INSTRUCTION A>
Reproduce the full text on Nodal Exchange and futures trading, keeping every word and line unchanged.

General Data Flow for Futures Exchanges
If you aren’t already familiar with the general plumbing for exchange futures trading, be sure to read the top section of this previous post before you get started.
Glossary for Nodal Trades
Over the Counter (OTC) – Direct trading between two parties. Could be executed via a broker.
Clearinghouse – Risk shock absorber for the market in case participants have financial stress
Counterparty – Each participant in a trade is known as a party on the trade. Counterparty usually means the other party in a trade.
Hedge – Protection against financial loss. In this context, simply swapping a floating price for a fixed price to manage price uncertainty.
Basis Risk – Risk due to difference in price between the thing being hedged and the thing used to hedge
Block Trades – Privately negotiated futures/options transactions greater than a minimum volume threshold such that they can be executed outside the exchange. Highly regulated and scrutinized type of trade.
History of Nodal Exchange
Futures exchanges exist so companies can manage risk. The fluctuating prices which companies will be exposed to in the future can be hedged today.
Nodal is a futures exchange specializing in power, natural gas, and environmental credits. The story of Nodal’s growth gives insights into the various components of a futures exchange and clearinghouse
The North American power grid has different prices at different locations (a.k.a. Locational Marginal Pricing). More populated locations gain the most interest from the market and thus have “high liquidity”. High liquidity generally makes hedging prices easier. A utility company in a small town, on the other hand, is exposed to prices which have low liquidity, or less buyers and sellers.
In cases of low liquidity, hedging can involve using brokers to try and find a counterparty to trade with. Or it can involve an imperfect hedge via futures contracts at the nearest liquid location (“hub”) and just accepting the locational price difference. In other words, there would be some difference between the price the company is exposed to and the final settlement price for the futures contract. That price difference is called “basis risk”.

INSTRUCTION B>
From the listing, write out only the lines starting at the line containing "uI element localization: list" and ending at the line containing "- host-taskbar-chrome[interactable]: [246, 730, 304, 767]", both included. Omit the pictures from your answer.

RAW RECORDS>
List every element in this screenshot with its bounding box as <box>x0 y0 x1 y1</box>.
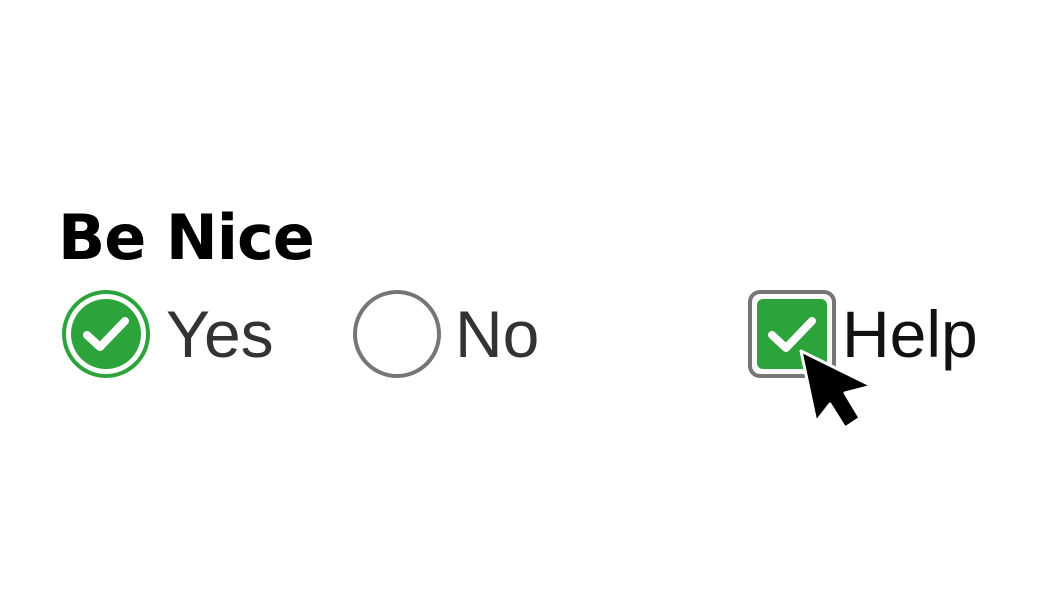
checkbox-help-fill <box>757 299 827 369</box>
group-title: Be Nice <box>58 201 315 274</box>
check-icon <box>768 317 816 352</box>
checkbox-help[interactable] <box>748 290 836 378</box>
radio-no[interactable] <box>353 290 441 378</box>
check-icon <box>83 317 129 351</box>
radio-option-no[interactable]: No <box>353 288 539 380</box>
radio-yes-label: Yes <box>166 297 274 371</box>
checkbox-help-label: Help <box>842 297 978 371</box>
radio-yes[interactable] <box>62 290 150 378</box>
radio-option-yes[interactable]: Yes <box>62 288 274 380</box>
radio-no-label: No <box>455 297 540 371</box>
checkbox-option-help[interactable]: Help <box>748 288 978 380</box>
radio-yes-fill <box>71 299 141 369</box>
==
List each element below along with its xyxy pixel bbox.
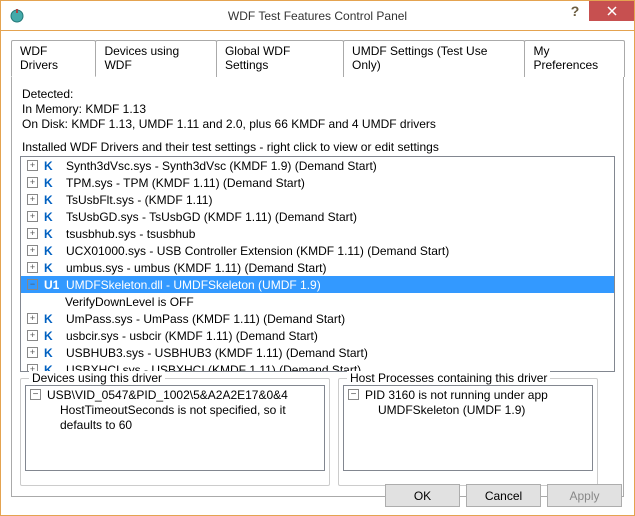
...
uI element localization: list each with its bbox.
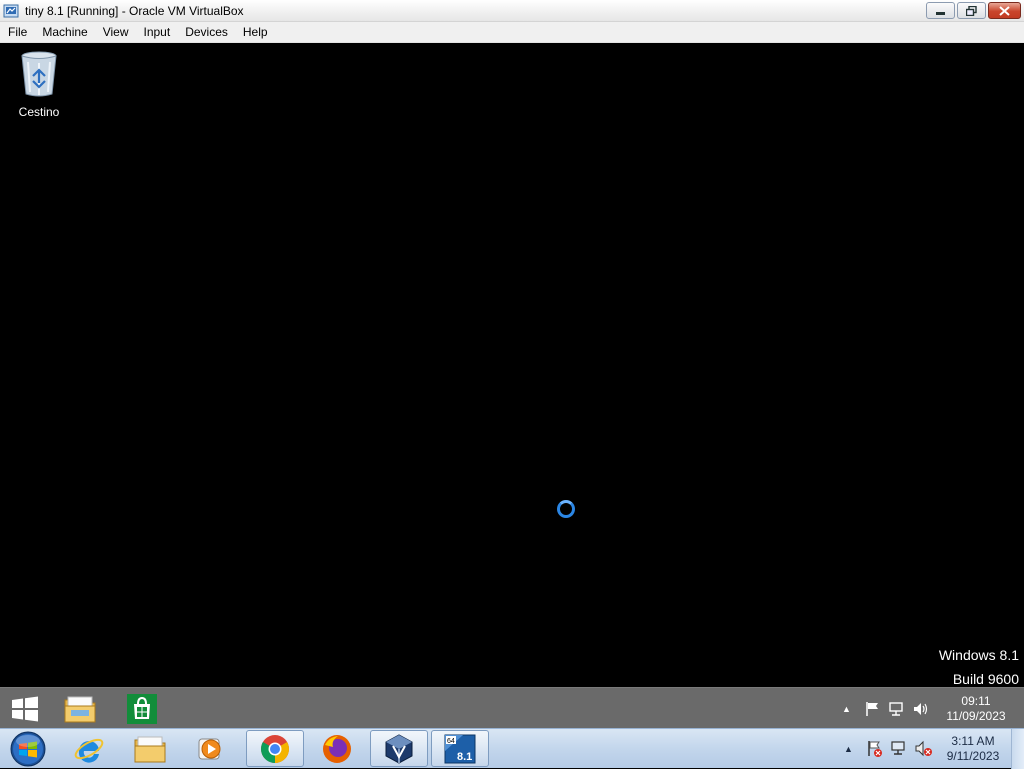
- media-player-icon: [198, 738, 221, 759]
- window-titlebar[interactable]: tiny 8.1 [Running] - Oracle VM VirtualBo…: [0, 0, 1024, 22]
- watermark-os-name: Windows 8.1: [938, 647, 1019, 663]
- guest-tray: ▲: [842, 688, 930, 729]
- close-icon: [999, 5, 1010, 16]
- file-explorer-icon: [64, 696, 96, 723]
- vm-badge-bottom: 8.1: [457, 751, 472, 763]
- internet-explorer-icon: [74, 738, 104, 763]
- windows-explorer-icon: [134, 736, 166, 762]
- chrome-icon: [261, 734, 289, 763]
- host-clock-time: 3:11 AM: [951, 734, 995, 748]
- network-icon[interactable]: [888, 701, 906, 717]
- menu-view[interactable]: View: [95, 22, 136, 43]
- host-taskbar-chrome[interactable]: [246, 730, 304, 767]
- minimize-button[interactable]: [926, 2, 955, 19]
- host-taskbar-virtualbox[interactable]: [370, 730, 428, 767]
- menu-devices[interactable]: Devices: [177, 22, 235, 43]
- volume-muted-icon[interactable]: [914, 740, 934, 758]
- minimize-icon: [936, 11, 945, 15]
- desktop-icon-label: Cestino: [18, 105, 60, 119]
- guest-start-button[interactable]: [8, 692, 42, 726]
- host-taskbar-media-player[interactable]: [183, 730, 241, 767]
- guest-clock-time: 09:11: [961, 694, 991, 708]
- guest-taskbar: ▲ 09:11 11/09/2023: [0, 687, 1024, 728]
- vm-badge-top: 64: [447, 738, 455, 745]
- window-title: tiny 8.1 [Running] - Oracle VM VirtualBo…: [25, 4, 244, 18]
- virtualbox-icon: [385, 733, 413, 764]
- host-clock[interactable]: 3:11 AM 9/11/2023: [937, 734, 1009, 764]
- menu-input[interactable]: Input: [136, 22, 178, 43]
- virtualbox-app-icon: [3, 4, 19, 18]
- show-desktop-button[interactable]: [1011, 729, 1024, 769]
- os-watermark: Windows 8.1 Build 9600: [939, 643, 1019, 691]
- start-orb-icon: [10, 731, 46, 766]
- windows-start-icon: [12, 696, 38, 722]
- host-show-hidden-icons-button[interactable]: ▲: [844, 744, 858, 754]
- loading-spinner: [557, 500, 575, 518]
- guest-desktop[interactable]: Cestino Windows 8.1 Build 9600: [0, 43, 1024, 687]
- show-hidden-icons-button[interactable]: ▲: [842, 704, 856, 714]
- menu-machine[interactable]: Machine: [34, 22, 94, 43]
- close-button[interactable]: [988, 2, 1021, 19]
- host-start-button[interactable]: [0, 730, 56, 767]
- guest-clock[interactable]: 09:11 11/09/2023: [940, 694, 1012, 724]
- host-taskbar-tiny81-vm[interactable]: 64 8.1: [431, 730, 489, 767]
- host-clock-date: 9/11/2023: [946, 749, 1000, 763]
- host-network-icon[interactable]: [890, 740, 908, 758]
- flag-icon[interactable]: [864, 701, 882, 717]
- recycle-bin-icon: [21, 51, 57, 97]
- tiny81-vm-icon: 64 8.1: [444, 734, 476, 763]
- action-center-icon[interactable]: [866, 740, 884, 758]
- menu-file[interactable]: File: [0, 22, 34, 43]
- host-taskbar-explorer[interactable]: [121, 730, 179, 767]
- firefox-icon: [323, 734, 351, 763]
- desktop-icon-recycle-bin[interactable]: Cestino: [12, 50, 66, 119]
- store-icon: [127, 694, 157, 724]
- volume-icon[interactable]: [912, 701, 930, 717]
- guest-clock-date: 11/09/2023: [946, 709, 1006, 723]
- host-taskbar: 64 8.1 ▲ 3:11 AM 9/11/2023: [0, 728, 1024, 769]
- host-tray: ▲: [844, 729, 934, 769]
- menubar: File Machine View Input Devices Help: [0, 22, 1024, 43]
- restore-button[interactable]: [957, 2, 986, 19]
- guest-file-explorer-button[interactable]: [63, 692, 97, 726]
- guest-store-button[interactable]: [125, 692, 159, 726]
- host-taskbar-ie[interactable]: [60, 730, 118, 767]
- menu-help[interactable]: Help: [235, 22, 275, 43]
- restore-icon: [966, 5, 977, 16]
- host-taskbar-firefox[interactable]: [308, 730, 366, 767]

REPLY A>
General Data Flow for Futures Exchanges
If you aren’t already familiar with the general plumbing for exchange futures trading, be sure to read the top section of this previous post before you get started.
Glossary for Nodal Trades
Over the Counter (OTC) – Direct trading between two parties. Could be executed via a broker.
Clearinghouse – Risk shock absorber for the market in case participants have financial stress
Counterparty – Each participant in a trade is known as a party on the trade. Counterparty usually means the other party in a trade.
Hedge – Protection against financial loss. In this context, simply swapping a floating price for a fixed price to manage price uncertainty.
Basis Risk – Risk due to difference in price between the thing being hedged and the thing used to hedge
Block Trades – Privately negotiated futures/options transactions greater than a minimum volume threshold such that they can be executed outside the exchange. Highly regulated and scrutinized type of trade.
History of Nodal Exchange
Futures exchanges exist so companies can manage risk. The fluctuating prices which companies will be exposed to in the future can be hedged today.
Nodal is a futures exchange specializing in power, natural gas, and environmental credits. The story of Nodal’s growth gives insights into the various components of a futures exchange and clearinghouse
The North American power grid has different prices at different locations (a.k.a. Locational Marginal Pricing). More populated locations gain the most interest from the market and thus have “high liquidity”. High liquidity generally makes hedging prices easier. A utility company in a small town, on the other hand, is exposed to prices which have low liquidity, or less buyers and sellers.
In cases of low liquidity, hedging can involve using brokers to try and find a counterparty to trade with. Or it can involve an imperfect hedge via futures contracts at the nearest liquid location (“hub”) and just accepting the locational price difference. In other words, there would be some difference between the price the company is exposed to and the final settlement price for the futures contract. That price difference is called “basis risk”.

REPLY B>
uI element localization: list each with its bbox.
- media-player-icon: [198, 738, 221, 759]
- window-titlebar[interactable]: tiny 8.1 [Running] - Oracle VM VirtualBo…: [0, 0, 1024, 22]
- watermark-os-name: Windows 8.1: [938, 647, 1019, 663]
- guest-tray: ▲: [842, 688, 930, 729]
- close-icon: [999, 5, 1010, 16]
- file-explorer-icon: [64, 696, 96, 723]
- vm-badge-bottom: 8.1: [457, 751, 472, 763]
- internet-explorer-icon: [74, 738, 104, 763]
- windows-explorer-icon: [134, 736, 166, 762]
- chrome-icon: [261, 734, 289, 763]
- host-clock-time: 3:11 AM: [951, 734, 995, 748]
- network-icon[interactable]: [888, 701, 906, 717]
- menu-view[interactable]: View: [95, 22, 136, 43]
- host-taskbar-chrome[interactable]: [246, 730, 304, 767]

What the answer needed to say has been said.